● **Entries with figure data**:
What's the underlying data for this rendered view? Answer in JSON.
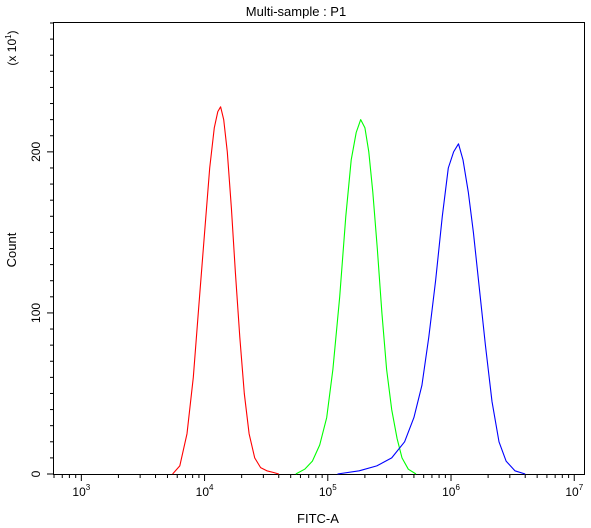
{
  "chart_data": {
    "type": "line",
    "title": "Multi-sample : P1",
    "xlabel": "FITC-A",
    "ylabel": "Count",
    "y_multiplier": {
      "base": "(x 10",
      "exponent": "1",
      "close": ")"
    },
    "x_scale": "log",
    "xlim": [
      600,
      12000000
    ],
    "ylim": [
      0,
      280
    ],
    "x_ticks": [
      {
        "value": 1000,
        "base": "10",
        "exp": "3"
      },
      {
        "value": 10000,
        "base": "10",
        "exp": "4"
      },
      {
        "value": 100000,
        "base": "10",
        "exp": "5"
      },
      {
        "value": 1000000,
        "base": "10",
        "exp": "6"
      },
      {
        "value": 10000000,
        "base": "10",
        "exp": "7"
      }
    ],
    "y_ticks": [
      {
        "value": 0,
        "label": "0"
      },
      {
        "value": 100,
        "label": "100"
      },
      {
        "value": 200,
        "label": "200"
      }
    ],
    "grid": false,
    "series": [
      {
        "color": "#ff0000",
        "x": [
          5500,
          6300,
          7200,
          8100,
          9000,
          10000,
          11000,
          12000,
          12800,
          13500,
          14300,
          15300,
          16500,
          17800,
          19300,
          21000,
          23000,
          25500,
          28500,
          32000,
          36000,
          40000
        ],
        "y": [
          0,
          5,
          25,
          60,
          105,
          150,
          190,
          215,
          225,
          228,
          220,
          200,
          165,
          125,
          85,
          50,
          25,
          10,
          4,
          2,
          1,
          0
        ]
      },
      {
        "color": "#00ff00",
        "x": [
          55000,
          65000,
          75000,
          86000,
          98000,
          110000,
          125000,
          140000,
          155000,
          170000,
          185000,
          200000,
          215000,
          232000,
          252000,
          275000,
          300000,
          330000,
          365000,
          400000,
          450000,
          520000
        ],
        "y": [
          0,
          3,
          8,
          18,
          35,
          65,
          110,
          160,
          195,
          212,
          220,
          215,
          200,
          175,
          140,
          100,
          65,
          40,
          22,
          10,
          3,
          0
        ]
      },
      {
        "color": "#0000ff",
        "x": [
          120000,
          180000,
          250000,
          330000,
          420000,
          500000,
          580000,
          660000,
          750000,
          850000,
          950000,
          1050000,
          1150000,
          1250000,
          1380000,
          1520000,
          1700000,
          1900000,
          2150000,
          2450000,
          2800000,
          3300000,
          4000000
        ],
        "y": [
          0,
          2,
          5,
          10,
          20,
          35,
          55,
          85,
          120,
          160,
          190,
          200,
          205,
          195,
          175,
          150,
          115,
          80,
          45,
          20,
          8,
          2,
          0
        ]
      }
    ]
  }
}
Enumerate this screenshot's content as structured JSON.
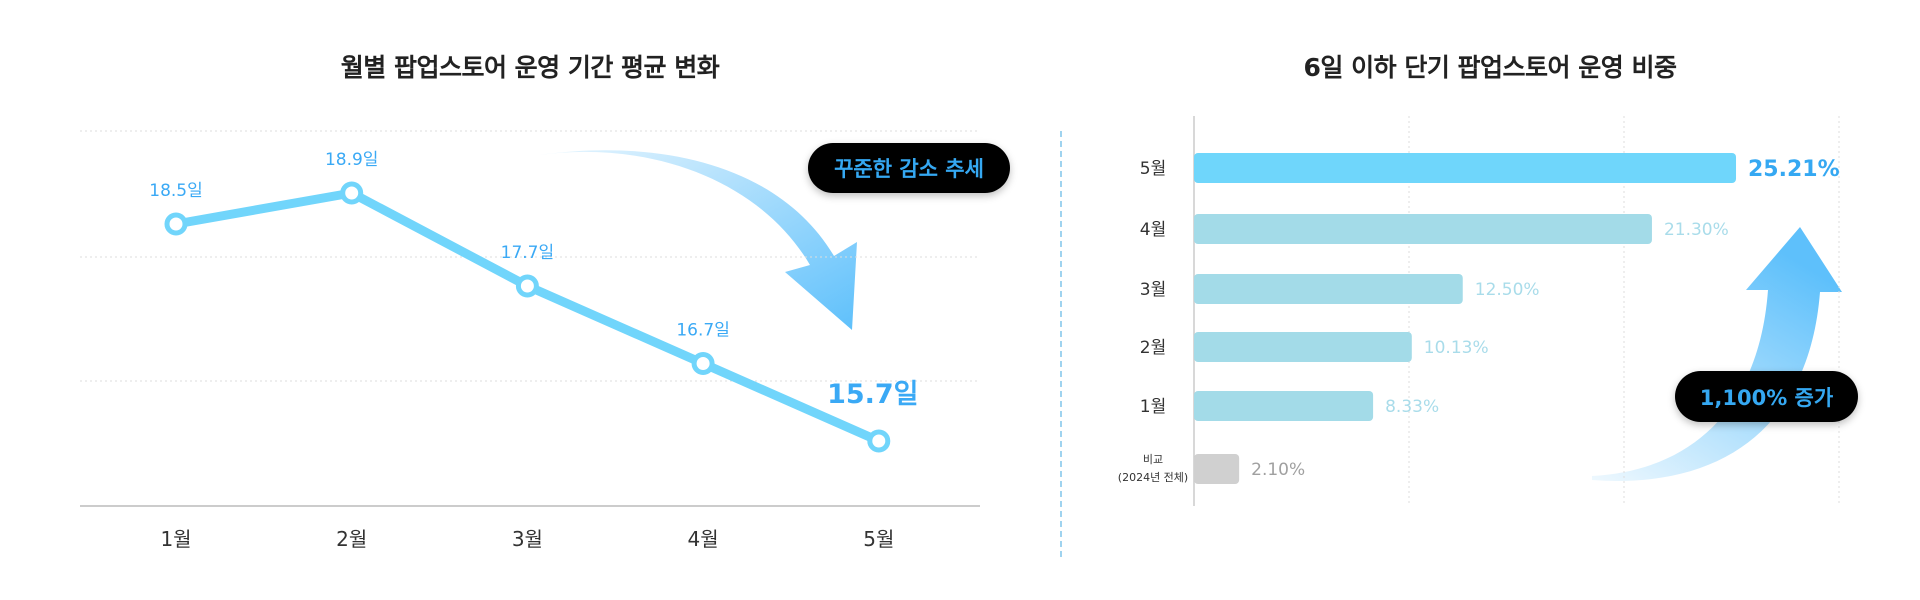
{
  "chart_data": [
    {
      "type": "line",
      "title": "월별 팝업스토어 운영 기간 평균 변화",
      "categories": [
        "1월",
        "2월",
        "3월",
        "4월",
        "5월"
      ],
      "values": [
        18.5,
        18.9,
        17.7,
        16.7,
        15.7
      ],
      "data_labels": [
        "18.5일",
        "18.9일",
        "17.7일",
        "16.7일",
        "15.7일"
      ],
      "annotation": "꾸준한 감소 추세",
      "grid": true,
      "colors": {
        "line": "#71d5fb",
        "label": "#3aa9f5"
      }
    },
    {
      "type": "bar",
      "orientation": "horizontal",
      "title": "6일 이하 단기 팝업스토어 운영 비중",
      "categories": [
        "5월",
        "4월",
        "3월",
        "2월",
        "1월",
        "비교\n(2024년 전체)"
      ],
      "category_lines": [
        [
          "5월"
        ],
        [
          "4월"
        ],
        [
          "3월"
        ],
        [
          "2월"
        ],
        [
          "1월"
        ],
        [
          "비교",
          "(2024년 전체)"
        ]
      ],
      "values": [
        25.21,
        21.3,
        12.5,
        10.13,
        8.33,
        2.1
      ],
      "data_labels": [
        "25.21%",
        "21.30%",
        "12.50%",
        "10.13%",
        "8.33%",
        "2.10%"
      ],
      "xlim": [
        0,
        30
      ],
      "annotation": "1,100% 증가",
      "grid": true,
      "colors": {
        "highlight": "#6fd6fb",
        "normal": "#a3dbe8",
        "comparison": "#d0d0d0",
        "highlight_label": "#35a8f2",
        "normal_label": "#a9dcea",
        "comparison_label": "#a0a0a0"
      }
    }
  ]
}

● **What is required**: Each line that holds the string "annotation" counts once; give the total and nothing else.

● **Response to the task**: 2